* [Brief]
Output every entry exactly as written, but omit the pictures.

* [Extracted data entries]
※
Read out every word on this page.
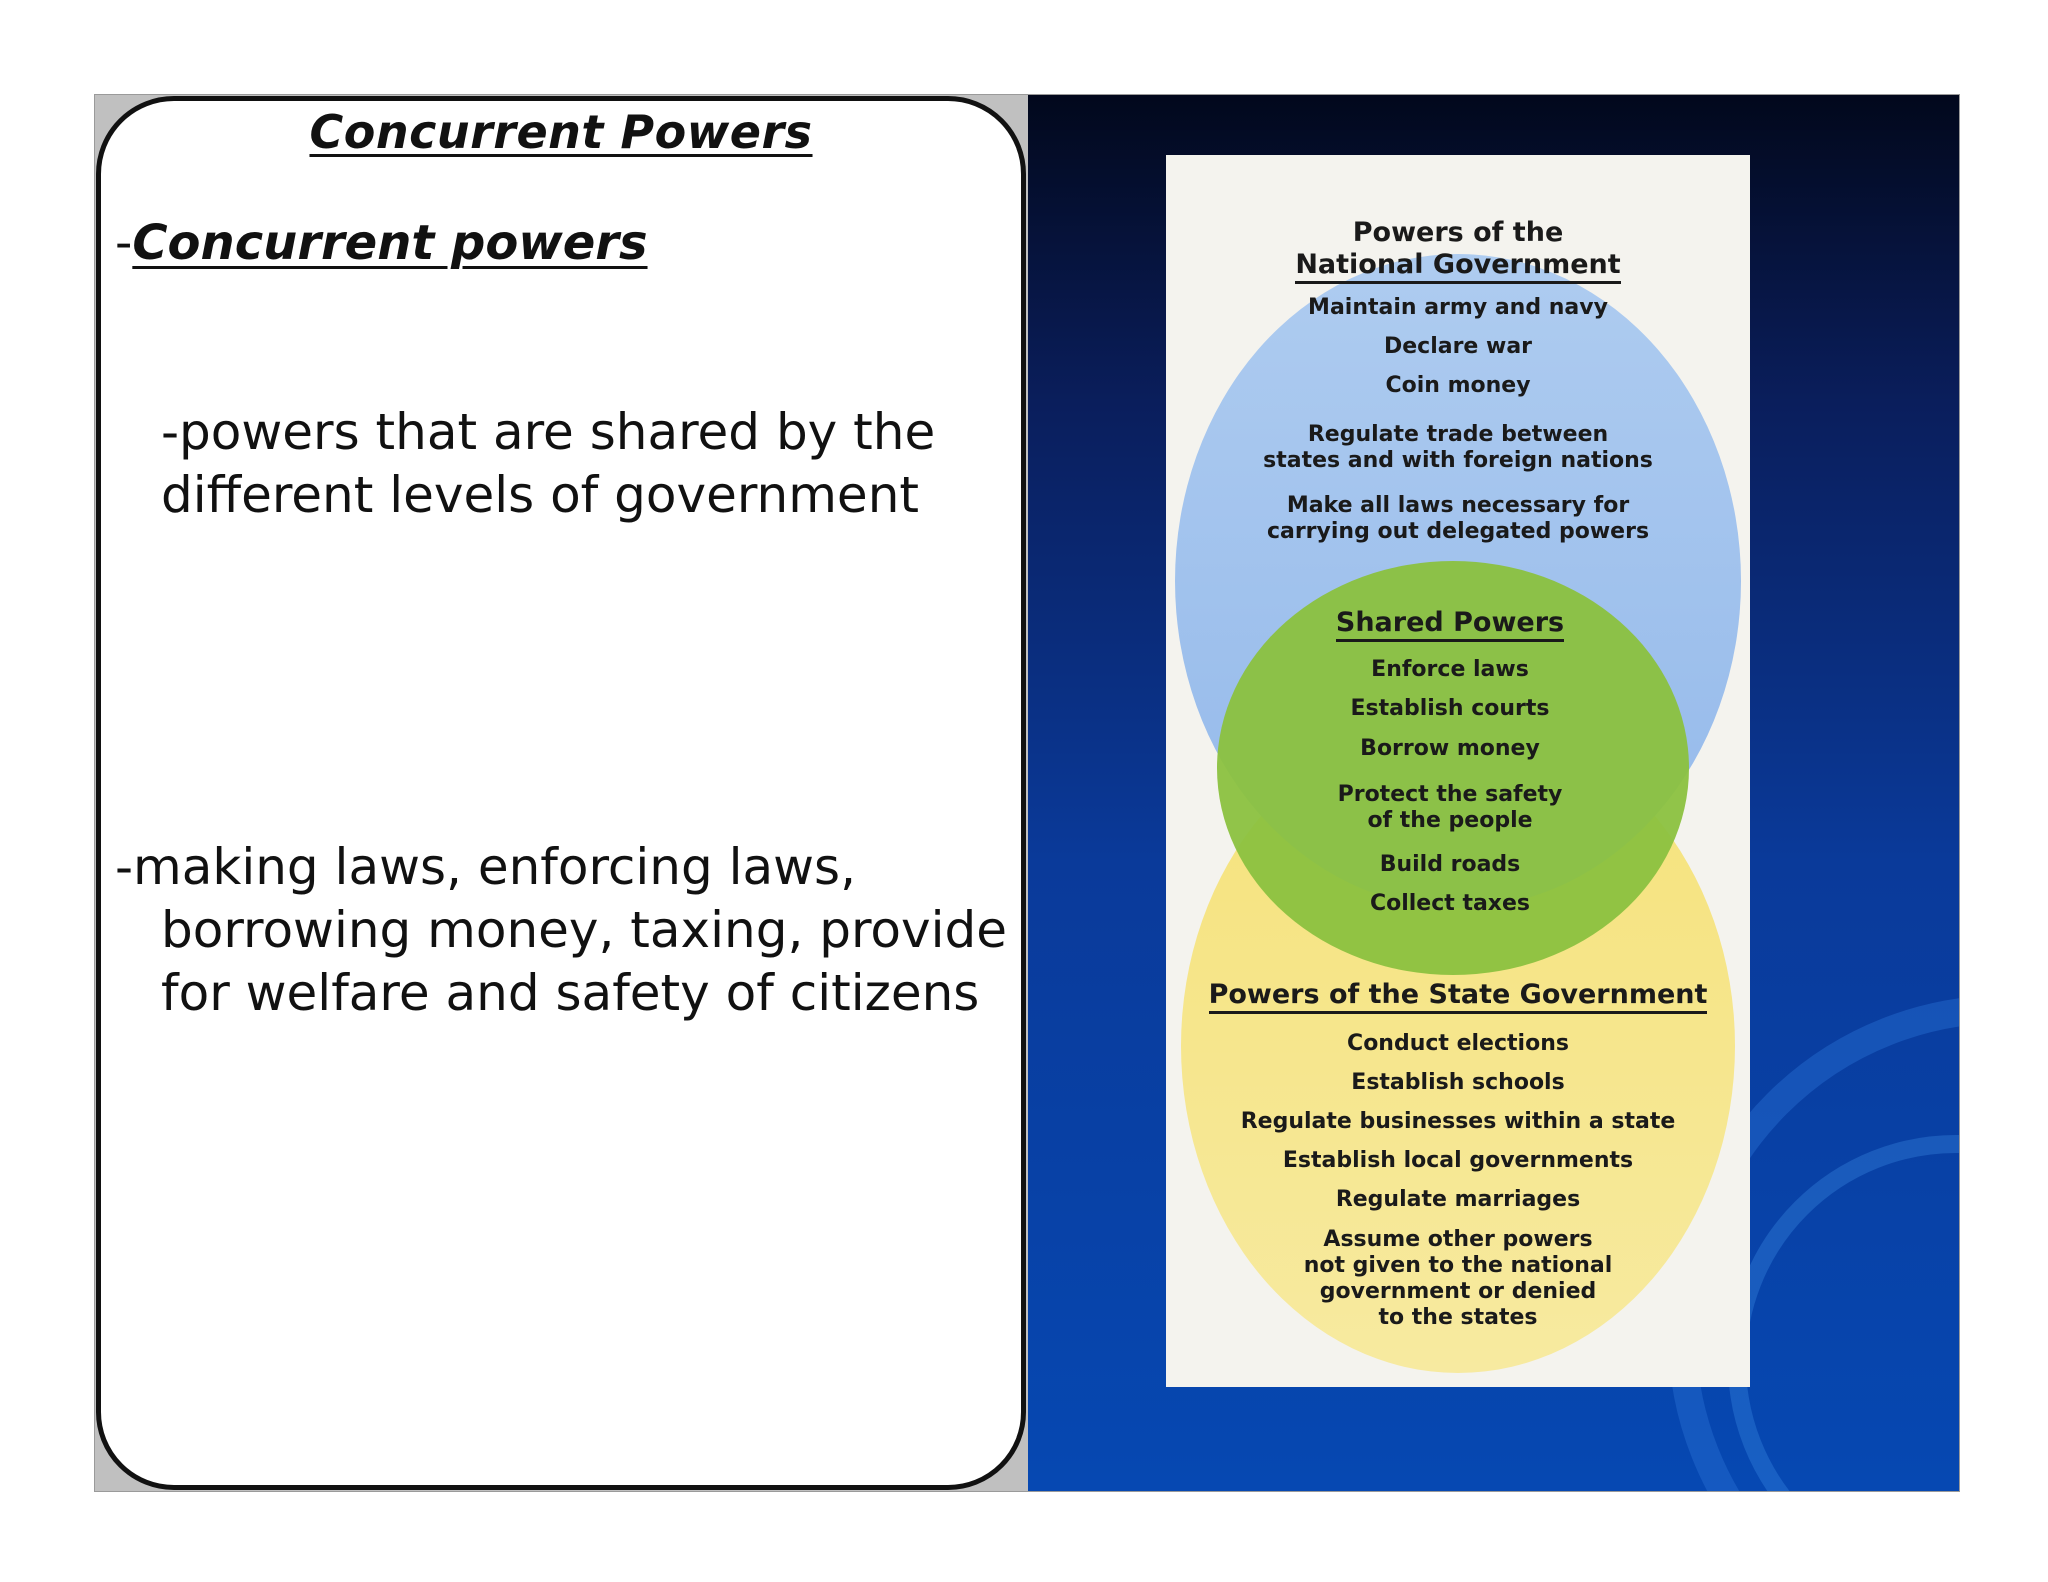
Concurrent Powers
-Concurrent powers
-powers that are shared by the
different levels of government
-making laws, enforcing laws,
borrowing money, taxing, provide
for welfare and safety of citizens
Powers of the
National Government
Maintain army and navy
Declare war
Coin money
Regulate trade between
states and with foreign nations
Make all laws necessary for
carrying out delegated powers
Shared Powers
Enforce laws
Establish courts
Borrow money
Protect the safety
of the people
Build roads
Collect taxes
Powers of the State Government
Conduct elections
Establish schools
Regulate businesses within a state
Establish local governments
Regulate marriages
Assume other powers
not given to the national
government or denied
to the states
※
* [Written reply]
Read out every word on this page.
Concurrent Powers
-Concurrent powers
-powers that are shared by the
different levels of government
-making laws, enforcing laws,
borrowing money, taxing, provide
for welfare and safety of citizens
Powers of the
National Government
Maintain army and navy
Declare war
Coin money
Regulate trade between
states and with foreign nations
Make all laws necessary for
carrying out delegated powers
Shared Powers
Enforce laws
Establish courts
Borrow money
Protect the safety
of the people
Build roads
Collect taxes
Powers of the State Government
Conduct elections
Establish schools
Regulate businesses within a state
Establish local governments
Regulate marriages
Assume other powers
not given to the national
government or denied
to the states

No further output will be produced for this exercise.